[Written problem]: Reproduce each of the following lines verbatim, omitting the pictures.

[Recorded information]:
━━━

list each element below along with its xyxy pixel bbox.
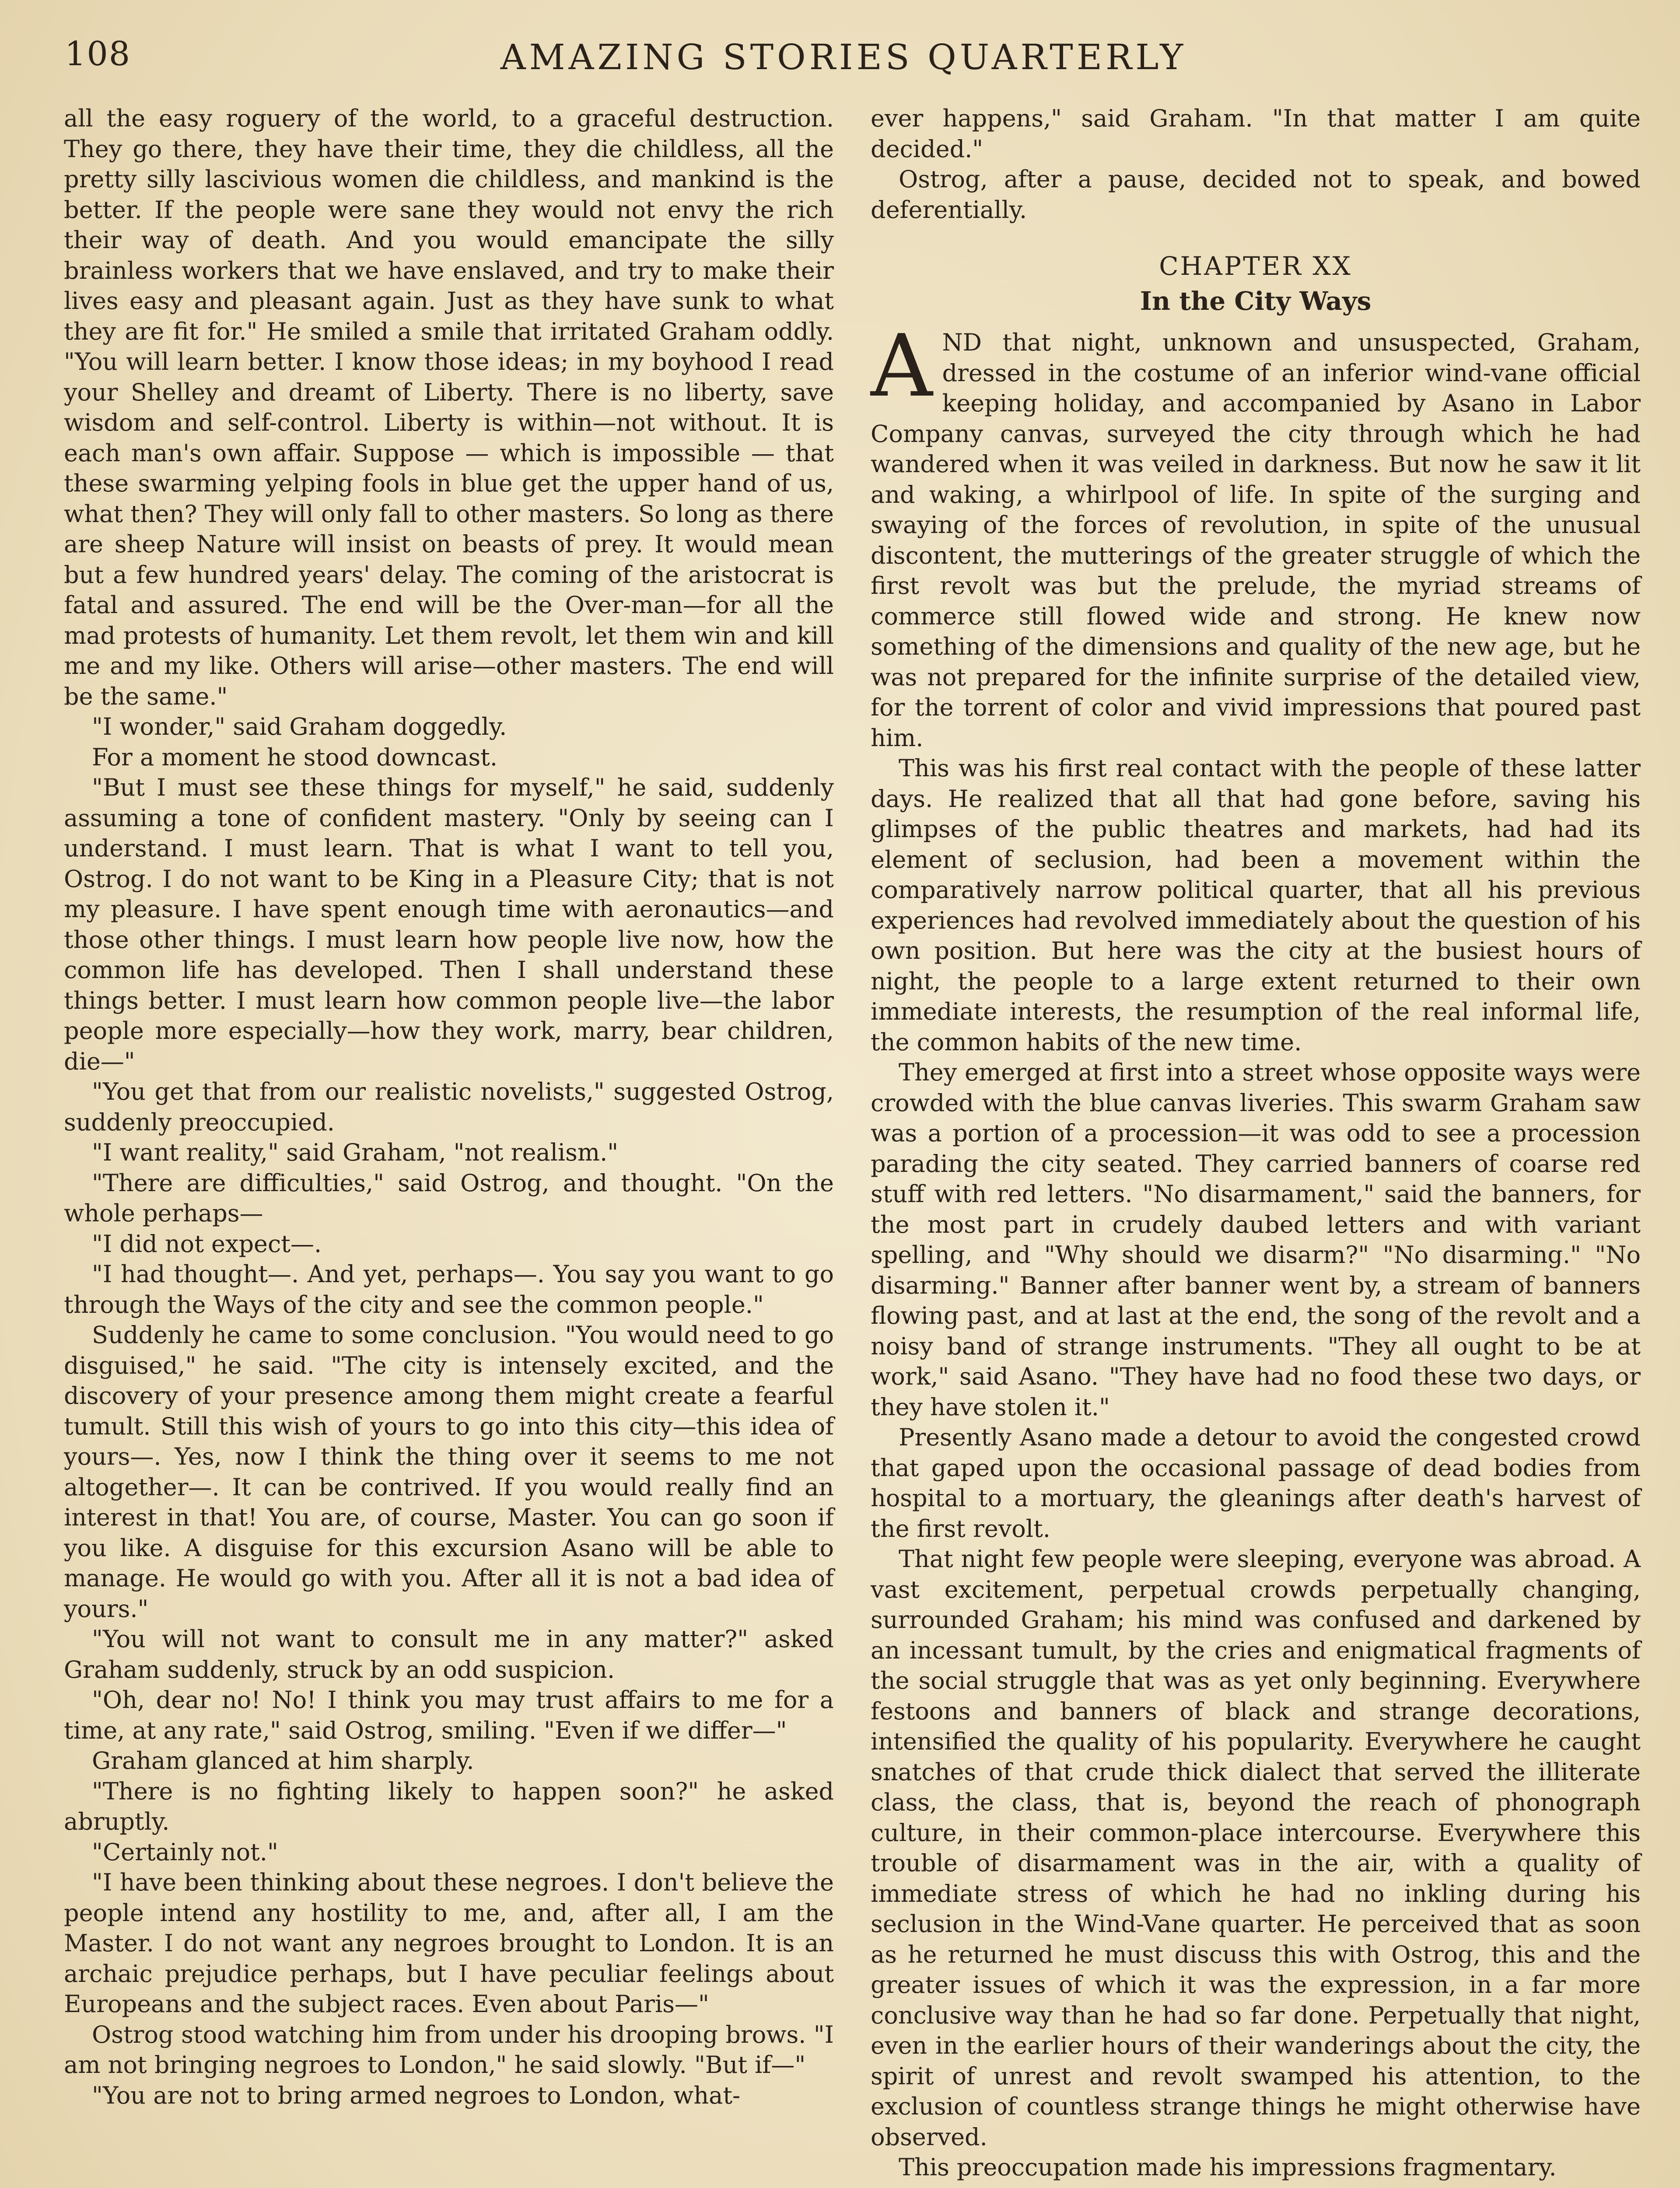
paragraph: For a moment he stood downcast. [92,743,498,771]
right-column [871,103,1641,2183]
paragraph: "I did not expect—. [92,1230,322,1258]
paragraph: "Oh, dear no! No! I think you may trust affairs to me for a time, at any rate," said Ostrog, smiling. "Even if we differ—" [64,1686,834,1744]
drop-cap: A [871,316,933,416]
chapter-opening-paragraph [871,316,1641,753]
paragraph: This preoccupation made his impressions fragmentary. [899,2153,1557,2181]
paragraph: "There is no fighting likely to happen soon?" he asked abruptly. [64,1777,834,1835]
paragraph: "I had thought—. And yet, perhaps—. You say you want to go through the Ways of the city and see the common people." [64,1260,834,1318]
paragraph: ever happens," said Graham. "In that matter I am quite decided." [871,105,1641,163]
chapter-title: In the City Ways [1140,286,1372,316]
paragraph: Ostrog stood watching him from under his drooping brows. "I am not bringing negroes to London," he said slowly. "But if—" [64,2020,834,2079]
paragraph: That night few people were sleeping, everyone was abroad. A vast excitement, perpetual crowds perpetually changing, surrounded Graham; his mind was confused and darkened by an incessant tumult, by the cries and enigmatical fragments of the social struggle that was as yet only beginning. Everywhere festoons and banners of black and strange decorations, intensified the quality of his popularity. Everywhere he caught snatches of that crude thick dialect that served the illiterate class, the class, that is, beyond the reach of phonograph culture, in their common-place intercourse. Everywhere this trouble of disarmament was in the air, with a quality of immediate stress of which he had no inkling during his seclusion in the Wind-Vane quarter. He perceived that as soon as he returned he must discuss this with Ostrog, this and the greater issues of which it was the expression, in a far more conclusive way than he had so far done. Perpetually that night, even in the earlier hours of their wanderings about the city, the spirit of unrest and revolt swamped his attention, to the exclusion of countless strange things he might otherwise have observed. [871,1545,1641,2151]
paragraph: "I wonder," said Graham doggedly. [92,713,507,740]
page-header [65,32,1622,88]
paragraph: "I want reality," said Graham, "not realism." [92,1139,619,1166]
paragraph: This was his first real contact with the people of these latter days. He realized that all that had gone before, saving his glimpses of the public theatres and markets, had had its element of seclusion, had been a movement within the comparatively narrow political quarter, that all his previous experiences had revolved immediately about the question of his own position. But here was the city at the busiest hours of night, the people to a large extent returned to their own immediate interests, the resumption of the real informal life, the common habits of the new time. [871,754,1641,1056]
opening-text: ND that night, unknown and unsuspected, Graham, dressed in the costume of an inferior wind-vane official keeping holiday, and accompanied by Asano in Labor Company canvas, surveyed the city through which he had wandered when it was veiled in darkness. But now he saw it lit and waking, a whirlpool of life. In spite of the surging and swaying of the forces of revolution, in spite of the unusual discontent, the mutterings of the greater struggle of which the first revolt was but the prelude, the myriad streams of commerce still flowed wide and strong. He knew now something of the dimensions and quality of the new age, but he was not prepared for the infinite surprise of the detailed view, for the torrent of color and vivid impressions that poured past him. [871,329,1641,752]
paragraph: "I have been thinking about these negroes. I don't believe the people intend any hostility to me, and, after all, I am the Master. I do not want any negroes brought to London. It is an archaic prejudice perhaps, but I have peculiar feelings about Europeans and the subject races. Even about Paris—" [64,1869,834,2018]
paragraph: "Certainly not." [92,1838,278,1866]
paragraph: "But I must see these things for myself," he said, suddenly assuming a tone of confident mastery. "Only by seeing can I understand. I must learn. That is what I want to tell you, Ostrog. I do not want to be King in a Pleasure City; that is not my pleasure. I have spent enough time with aeronautics—and those other things. I must learn how people live now, how the common life has developed. Then I shall understand these things better. I must learn how common people live—the labor people more especially—how they work, marry, bear children, die—" [64,774,834,1075]
left-column [64,103,834,2111]
paragraph: "You get that from our realistic novelists," suggested Ostrog, suddenly preoccupied. [64,1078,834,1136]
running-title: AMAZING STORIES QUARTERLY [500,37,1187,77]
paragraph: "There are difficulties," said Ostrog, and thought. "On the whole perhaps— [64,1169,834,1227]
chapter-number: CHAPTER XX [1159,251,1352,281]
paragraph: "You will not want to consult me in any matter?" asked Graham suddenly, struck by an odd suspicion. [64,1625,834,1683]
paragraph: They emerged at first into a street whose opposite ways were crowded with the blue canvas liveries. This swarm Graham saw was a portion of a procession—it was odd to see a procession parading the city seated. They carried banners of coarse red stuff with red letters. "No disarmament," said the banners, for the most part in crudely daubed letters and with variant spelling, and "Why should we disarm?" "No disarming." "No disarming." Banner after banner went by, a stream of banners flowing past, and at last at the end, the song of the revolt and a noisy band of strange instruments. "They all ought to be at work," said Asano. "They have had no food these two days, or they have stolen it." [871,1059,1641,1421]
paragraph: "You are not to bring armed negroes to London, what- [92,2081,741,2109]
paragraph: all the easy roguery of the world, to a graceful destruction. They go there, they have their time, they die childless, all the pretty silly lascivious women die childless, and mankind is the better. If the people were sane they would not envy the rich their way of death. And you would emancipate the silly brainless workers that we have enslaved, and try to make their lives easy and pleasant again. Just as they have sunk to what they are fit for." He smiled a smile that irritated Graham oddly. "You will learn better. I know those ideas; in my boyhood I read your Shelley and dreamt of Liberty. There is no liberty, save wisdom and self-control. Liberty is within—not without. It is each man's own affair. Suppose — which is impossible — that these swarming yelping fools in blue get the upper hand of us, what then? They will only fall to other masters. So long as there are sheep Nature will insist on beasts of prey. It would mean but a few hundred years' delay. The coming of the aristocrat is fatal and assured. The end will be the Over-man—for all the mad protests of humanity. Let them revolt, let them win and kill me and my like. Others will arise—other masters. The end will be the same." [64,105,834,710]
paragraph: Ostrog, after a pause, decided not to speak, and bowed deferentially. [871,165,1641,224]
page-number: 108 [65,34,131,73]
paragraph: Graham glanced at him sharply. [92,1747,474,1774]
paragraph: Presently Asano made a detour to avoid the congested crowd that gaped upon the occasional passage of dead bodies from hospital to a mortuary, the gleanings after death's harvest of the first revolt. [871,1424,1641,1543]
paragraph: Suddenly he came to some conclusion. "You would need to go disguised," he said. "The city is intensely excited, and the discovery of your presence among them might create a fearful tumult. Still this wish of yours to go into this city—this idea of yours—. Yes, now I think the thing over it seems to me not altogether—. It can be contrived. If you would really find an interest in that! You are, of course, Master. You can go soon if you like. A disguise for this excursion Asano will be able to manage. He would go with you. After all it is not a bad idea of yours." [64,1321,834,1623]
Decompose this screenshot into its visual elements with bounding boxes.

━━━

[Written response]:
list each element below along with its xyxy pixel bbox.
paragraph: For a moment he stood downcast. [92,743,498,771]
right-column [871,103,1641,2183]
paragraph: "I did not expect—. [92,1230,322,1258]
paragraph: "Oh, dear no! No! I think you may trust affairs to me for a time, at any rate," said Ostrog, smiling. "Even if we differ—" [64,1686,834,1744]
drop-cap: A [871,316,933,416]
chapter-opening-paragraph [871,316,1641,753]
paragraph: This preoccupation made his impressions fragmentary. [899,2153,1557,2181]
paragraph: "There is no fighting likely to happen soon?" he asked abruptly. [64,1777,834,1835]
paragraph: "I had thought—. And yet, perhaps—. You say you want to go through the Ways of the city and see the common people." [64,1260,834,1318]
paragraph: ever happens," said Graham. "In that matter I am quite decided." [871,105,1641,163]
chapter-title: In the City Ways [1140,286,1372,316]
paragraph: Ostrog stood watching him from under his drooping brows. "I am not bringing negroes to London," he said slowly. "But if—" [64,2020,834,2079]
paragraph: That night few people were sleeping, everyone was abroad. A vast excitement, perpetual crowds perpetually changing, surrounded Graham; his mind was confused and darkened by an incessant tumult, by the cries and enigmatical fragments of the social struggle that was as yet only beginning. Everywhere festoons and banners of black and strange decorations, intensified the quality of his popularity. Everywhere he caught snatches of that crude thick dialect that served the illiterate class, the class, that is, beyond the reach of phonograph culture, in their common-place intercourse. Everywhere this trouble of disarmament was in the air, with a quality of immediate stress of which he had no inkling during his seclusion in the Wind-Vane quarter. He perceived that as soon as he returned he must discuss this with Ostrog, this and the greater issues of which it was the expression, in a far more conclusive way than he had so far done. Perpetually that night, even in the earlier hours of their wanderings about the city, the spirit of unrest and revolt swamped his attention, to the exclusion of countless strange things he might otherwise have observed. [871,1545,1641,2151]
paragraph: "I wonder," said Graham doggedly. [92,713,507,740]
page-header [65,32,1622,88]
paragraph: "I want reality," said Graham, "not realism." [92,1139,619,1166]
paragraph: This was his first real contact with the people of these latter days. He realized that all that had gone before, saving his glimpses of the public theatres and markets, had had its element of seclusion, had been a movement within the comparatively narrow political quarter, that all his previous experiences had revolved immediately about the question of his own position. But here was the city at the busiest hours of night, the people to a large extent returned to their own immediate interests, the resumption of the real informal life, the common habits of the new time. [871,754,1641,1056]
opening-text: ND that night, unknown and unsuspected, Graham, dressed in the costume of an inferior wind-vane official keeping holiday, and accompanied by Asano in Labor Company canvas, surveyed the city through which he had wandered when it was veiled in darkness. But now he saw it lit and waking, a whirlpool of life. In spite of the surging and swaying of the forces of revolution, in spite of the unusual discontent, the mutterings of the greater struggle of which the first revolt was but the prelude, the myriad streams of commerce still flowed wide and strong. He knew now something of the dimensions and quality of the new age, but he was not prepared for the infinite surprise of the detailed view, for the torrent of color and vivid impressions that poured past him. [871,329,1641,752]
paragraph: "I have been thinking about these negroes. I don't believe the people intend any hostility to me, and, after all, I am the Master. I do not want any negroes brought to London. It is an archaic prejudice perhaps, but I have peculiar feelings about Europeans and the subject races. Even about Paris—" [64,1869,834,2018]
paragraph: "Certainly not." [92,1838,278,1866]
paragraph: "But I must see these things for myself," he said, suddenly assuming a tone of confident mastery. "Only by seeing can I understand. I must learn. That is what I want to tell you, Ostrog. I do not want to be King in a Pleasure City; that is not my pleasure. I have spent enough time with aeronautics—and those other things. I must learn how people live now, how the common life has developed. Then I shall understand these things better. I must learn how common people live—the labor people more especially—how they work, marry, bear children, die—" [64,774,834,1075]
left-column [64,103,834,2111]
paragraph: "You get that from our realistic novelists," suggested Ostrog, suddenly preoccupied. [64,1078,834,1136]
running-title: AMAZING STORIES QUARTERLY [500,37,1187,77]
paragraph: "There are difficulties," said Ostrog, and thought. "On the whole perhaps— [64,1169,834,1227]
chapter-number: CHAPTER XX [1159,251,1352,281]
paragraph: "You will not want to consult me in any matter?" asked Graham suddenly, struck by an odd suspicion. [64,1625,834,1683]
paragraph: They emerged at first into a street whose opposite ways were crowded with the blue canvas liveries. This swarm Graham saw was a portion of a procession—it was odd to see a procession parading the city seated. They carried banners of coarse red stuff with red letters. "No disarmament," said the banners, for the most part in crudely daubed letters and with variant spelling, and "Why should we disarm?" "No disarming." "No disarming." Banner after banner went by, a stream of banners flowing past, and at last at the end, the song of the revolt and a noisy band of strange instruments. "They all ought to be at work," said Asano. "They have had no food these two days, or they have stolen it." [871,1059,1641,1421]
paragraph: "You are not to bring armed negroes to London, what- [92,2081,741,2109]
paragraph: all the easy roguery of the world, to a graceful destruction. They go there, they have their time, they die childless, all the pretty silly lascivious women die childless, and mankind is the better. If the people were sane they would not envy the rich their way of death. And you would emancipate the silly brainless workers that we have enslaved, and try to make their lives easy and pleasant again. Just as they have sunk to what they are fit for." He smiled a smile that irritated Graham oddly. "You will learn better. I know those ideas; in my boyhood I read your Shelley and dreamt of Liberty. There is no liberty, save wisdom and self-control. Liberty is within—not without. It is each man's own affair. Suppose — which is impossible — that these swarming yelping fools in blue get the upper hand of us, what then? They will only fall to other masters. So long as there are sheep Nature will insist on beasts of prey. It would mean but a few hundred years' delay. The coming of the aristocrat is fatal and assured. The end will be the Over-man—for all the mad protests of humanity. Let them revolt, let them win and kill me and my like. Others will arise—other masters. The end will be the same." [64,105,834,710]
paragraph: Ostrog, after a pause, decided not to speak, and bowed deferentially. [871,165,1641,224]
page-number: 108 [65,34,131,73]
paragraph: Graham glanced at him sharply. [92,1747,474,1774]
paragraph: Presently Asano made a detour to avoid the congested crowd that gaped upon the occasional passage of dead bodies from hospital to a mortuary, the gleanings after death's harvest of the first revolt. [871,1424,1641,1543]
paragraph: Suddenly he came to some conclusion. "You would need to go disguised," he said. "The city is intensely excited, and the discovery of your presence among them might create a fearful tumult. Still this wish of yours to go into this city—this idea of yours—. Yes, now I think the thing over it seems to me not altogether—. It can be contrived. If you would really find an interest in that! You are, of course, Master. You can go soon if you like. A disguise for this excursion Asano will be able to manage. He would go with you. After all it is not a bad idea of yours." [64,1321,834,1623]
Decompose this screenshot into its visual elements with bounding boxes.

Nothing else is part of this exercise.